Present every line in which the string "CITY" appears.

--- BEGIN Material ---

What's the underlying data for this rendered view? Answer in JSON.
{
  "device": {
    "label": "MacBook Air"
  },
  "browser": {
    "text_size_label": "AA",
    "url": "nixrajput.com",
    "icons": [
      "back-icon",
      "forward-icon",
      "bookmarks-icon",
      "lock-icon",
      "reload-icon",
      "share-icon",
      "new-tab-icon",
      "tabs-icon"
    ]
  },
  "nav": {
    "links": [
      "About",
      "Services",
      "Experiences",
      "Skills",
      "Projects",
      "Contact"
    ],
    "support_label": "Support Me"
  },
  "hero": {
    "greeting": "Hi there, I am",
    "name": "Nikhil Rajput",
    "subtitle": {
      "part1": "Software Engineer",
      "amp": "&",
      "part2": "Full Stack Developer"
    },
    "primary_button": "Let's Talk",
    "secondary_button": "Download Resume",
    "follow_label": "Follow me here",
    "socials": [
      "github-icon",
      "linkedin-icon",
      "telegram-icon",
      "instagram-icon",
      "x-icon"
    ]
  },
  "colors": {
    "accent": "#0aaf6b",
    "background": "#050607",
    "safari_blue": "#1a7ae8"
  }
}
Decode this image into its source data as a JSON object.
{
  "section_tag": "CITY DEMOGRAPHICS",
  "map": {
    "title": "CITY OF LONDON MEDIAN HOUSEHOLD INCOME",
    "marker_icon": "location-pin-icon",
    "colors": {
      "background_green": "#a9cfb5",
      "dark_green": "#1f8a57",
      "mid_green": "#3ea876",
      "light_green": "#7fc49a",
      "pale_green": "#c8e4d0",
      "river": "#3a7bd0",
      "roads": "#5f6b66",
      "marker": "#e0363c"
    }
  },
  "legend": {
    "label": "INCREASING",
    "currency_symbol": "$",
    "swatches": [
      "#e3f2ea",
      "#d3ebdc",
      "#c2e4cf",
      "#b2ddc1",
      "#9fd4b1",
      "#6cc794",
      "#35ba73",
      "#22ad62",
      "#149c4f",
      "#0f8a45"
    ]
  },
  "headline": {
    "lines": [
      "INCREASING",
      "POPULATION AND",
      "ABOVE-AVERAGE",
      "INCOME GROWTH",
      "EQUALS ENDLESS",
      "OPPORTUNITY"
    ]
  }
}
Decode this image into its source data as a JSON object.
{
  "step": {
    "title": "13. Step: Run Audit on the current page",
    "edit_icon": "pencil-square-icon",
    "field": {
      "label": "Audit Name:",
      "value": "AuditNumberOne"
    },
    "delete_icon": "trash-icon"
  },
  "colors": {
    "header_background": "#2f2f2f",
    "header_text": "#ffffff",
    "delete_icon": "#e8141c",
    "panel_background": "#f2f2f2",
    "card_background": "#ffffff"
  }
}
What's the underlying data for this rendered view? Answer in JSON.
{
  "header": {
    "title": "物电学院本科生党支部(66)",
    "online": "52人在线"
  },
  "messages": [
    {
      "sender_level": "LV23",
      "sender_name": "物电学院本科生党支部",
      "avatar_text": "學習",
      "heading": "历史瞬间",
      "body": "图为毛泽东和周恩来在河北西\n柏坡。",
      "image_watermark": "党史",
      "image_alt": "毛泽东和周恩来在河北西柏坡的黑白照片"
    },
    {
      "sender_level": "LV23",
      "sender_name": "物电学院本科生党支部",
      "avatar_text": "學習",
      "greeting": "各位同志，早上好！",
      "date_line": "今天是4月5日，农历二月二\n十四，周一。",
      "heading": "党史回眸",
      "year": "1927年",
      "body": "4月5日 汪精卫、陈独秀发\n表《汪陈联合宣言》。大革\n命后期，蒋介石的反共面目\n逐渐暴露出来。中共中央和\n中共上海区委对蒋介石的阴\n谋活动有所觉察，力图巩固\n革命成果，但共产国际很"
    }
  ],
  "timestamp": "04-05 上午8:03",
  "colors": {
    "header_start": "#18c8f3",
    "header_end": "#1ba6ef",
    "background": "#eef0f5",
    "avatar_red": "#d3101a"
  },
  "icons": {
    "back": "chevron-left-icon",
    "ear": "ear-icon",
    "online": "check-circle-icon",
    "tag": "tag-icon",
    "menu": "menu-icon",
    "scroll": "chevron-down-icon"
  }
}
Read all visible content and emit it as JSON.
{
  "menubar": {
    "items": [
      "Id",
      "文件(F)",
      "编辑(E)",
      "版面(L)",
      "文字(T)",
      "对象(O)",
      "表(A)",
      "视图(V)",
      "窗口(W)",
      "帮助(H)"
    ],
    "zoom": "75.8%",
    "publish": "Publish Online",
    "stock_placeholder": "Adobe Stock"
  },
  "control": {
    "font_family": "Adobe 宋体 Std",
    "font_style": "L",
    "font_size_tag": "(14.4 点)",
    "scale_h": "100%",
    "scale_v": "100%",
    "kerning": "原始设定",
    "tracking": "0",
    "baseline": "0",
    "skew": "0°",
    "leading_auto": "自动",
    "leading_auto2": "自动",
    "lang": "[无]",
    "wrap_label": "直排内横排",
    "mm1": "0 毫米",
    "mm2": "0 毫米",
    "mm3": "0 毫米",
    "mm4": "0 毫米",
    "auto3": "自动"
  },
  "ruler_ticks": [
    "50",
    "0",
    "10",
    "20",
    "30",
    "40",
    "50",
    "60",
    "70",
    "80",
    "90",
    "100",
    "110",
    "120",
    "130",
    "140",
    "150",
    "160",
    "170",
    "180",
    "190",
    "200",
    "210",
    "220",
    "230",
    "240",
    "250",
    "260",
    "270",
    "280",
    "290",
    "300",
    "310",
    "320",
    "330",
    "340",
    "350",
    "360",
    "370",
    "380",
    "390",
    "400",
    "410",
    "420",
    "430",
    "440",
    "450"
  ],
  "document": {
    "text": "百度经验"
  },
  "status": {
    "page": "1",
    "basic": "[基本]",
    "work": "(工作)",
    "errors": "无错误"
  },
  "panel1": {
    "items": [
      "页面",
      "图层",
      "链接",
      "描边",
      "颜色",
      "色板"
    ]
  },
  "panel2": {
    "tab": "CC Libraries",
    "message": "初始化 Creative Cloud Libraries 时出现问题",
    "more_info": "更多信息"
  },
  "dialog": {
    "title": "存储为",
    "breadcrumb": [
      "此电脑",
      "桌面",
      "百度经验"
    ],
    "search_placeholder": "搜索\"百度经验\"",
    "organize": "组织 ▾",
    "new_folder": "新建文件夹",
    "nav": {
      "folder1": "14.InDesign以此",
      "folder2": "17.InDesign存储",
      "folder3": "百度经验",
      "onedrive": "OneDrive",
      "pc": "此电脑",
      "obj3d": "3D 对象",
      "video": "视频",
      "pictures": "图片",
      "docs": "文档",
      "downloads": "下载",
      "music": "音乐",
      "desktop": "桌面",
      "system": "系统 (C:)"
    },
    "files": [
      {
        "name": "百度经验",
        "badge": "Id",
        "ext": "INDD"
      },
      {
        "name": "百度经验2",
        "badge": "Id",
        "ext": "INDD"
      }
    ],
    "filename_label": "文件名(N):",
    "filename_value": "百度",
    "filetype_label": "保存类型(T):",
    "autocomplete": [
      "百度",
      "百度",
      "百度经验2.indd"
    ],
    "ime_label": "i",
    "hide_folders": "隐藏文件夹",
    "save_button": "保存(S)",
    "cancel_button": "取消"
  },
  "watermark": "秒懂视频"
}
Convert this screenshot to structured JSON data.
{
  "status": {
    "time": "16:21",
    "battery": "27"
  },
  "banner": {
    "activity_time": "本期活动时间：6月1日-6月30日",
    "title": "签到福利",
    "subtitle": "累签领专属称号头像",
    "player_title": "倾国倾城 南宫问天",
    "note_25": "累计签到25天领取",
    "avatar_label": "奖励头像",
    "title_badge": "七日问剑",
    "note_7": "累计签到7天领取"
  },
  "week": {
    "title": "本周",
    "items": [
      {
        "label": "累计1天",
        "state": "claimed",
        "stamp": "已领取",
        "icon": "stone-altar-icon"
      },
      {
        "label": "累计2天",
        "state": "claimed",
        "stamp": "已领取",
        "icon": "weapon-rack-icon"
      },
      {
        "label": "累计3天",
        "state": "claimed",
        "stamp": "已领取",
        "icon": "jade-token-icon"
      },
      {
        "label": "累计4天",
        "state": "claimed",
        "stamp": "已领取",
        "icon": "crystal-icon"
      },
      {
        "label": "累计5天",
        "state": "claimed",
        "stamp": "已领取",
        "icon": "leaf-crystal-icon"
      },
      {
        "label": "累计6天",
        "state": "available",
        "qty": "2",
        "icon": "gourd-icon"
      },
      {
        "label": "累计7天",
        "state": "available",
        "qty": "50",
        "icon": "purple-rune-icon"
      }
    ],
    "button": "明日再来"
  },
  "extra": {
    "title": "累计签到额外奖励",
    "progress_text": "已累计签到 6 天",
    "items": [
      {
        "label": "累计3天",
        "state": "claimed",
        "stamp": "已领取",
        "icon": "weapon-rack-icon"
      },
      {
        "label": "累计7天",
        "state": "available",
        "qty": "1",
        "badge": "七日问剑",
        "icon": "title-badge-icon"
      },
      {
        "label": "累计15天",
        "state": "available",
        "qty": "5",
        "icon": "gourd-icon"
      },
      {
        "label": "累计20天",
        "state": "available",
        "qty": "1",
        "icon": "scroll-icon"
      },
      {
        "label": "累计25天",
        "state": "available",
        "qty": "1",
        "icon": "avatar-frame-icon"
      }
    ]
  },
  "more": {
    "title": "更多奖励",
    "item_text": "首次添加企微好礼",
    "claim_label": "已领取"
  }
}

--- END Material ---

_Output of the task_:
  "section_tag": "CITY DEMOGRAPHICS",
    "title": "CITY OF LONDON MEDIAN HOUSEHOLD INCOME",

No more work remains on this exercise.